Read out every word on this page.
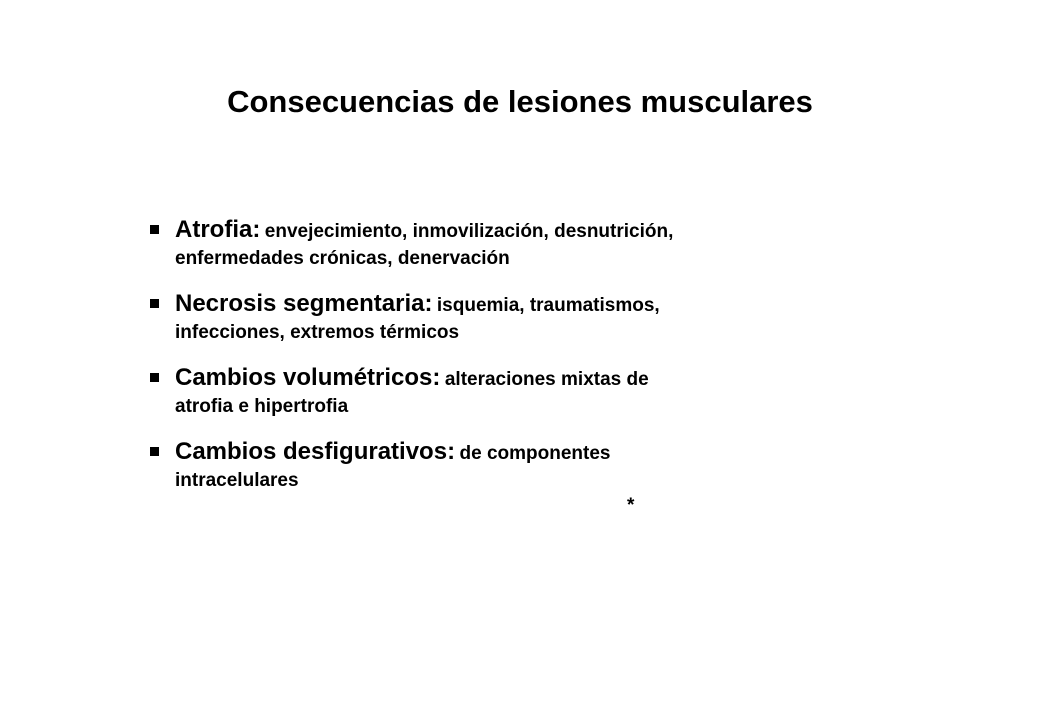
Consecuencias de lesiones musculares
Atrofia: envejecimiento, inmovilización, desnutrición,
enfermedades crónicas, denervación
Necrosis segmentaria: isquemia, traumatismos,
infecciones, extremos térmicos
Cambios volumétricos: alteraciones mixtas de
atrofia e hipertrofia
Cambios desfigurativos: de componentes
intracelulares
*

========

All of the records need repeating exactly, except for the pictures.

Read out every word on this page.
Consecuencias de lesiones musculares
Atrofia: envejecimiento, inmovilización, desnutrición,
enfermedades crónicas, denervación
Necrosis segmentaria: isquemia, traumatismos,
infecciones, extremos térmicos
Cambios volumétricos: alteraciones mixtas de
atrofia e hipertrofia
Cambios desfigurativos: de componentes
intracelulares
*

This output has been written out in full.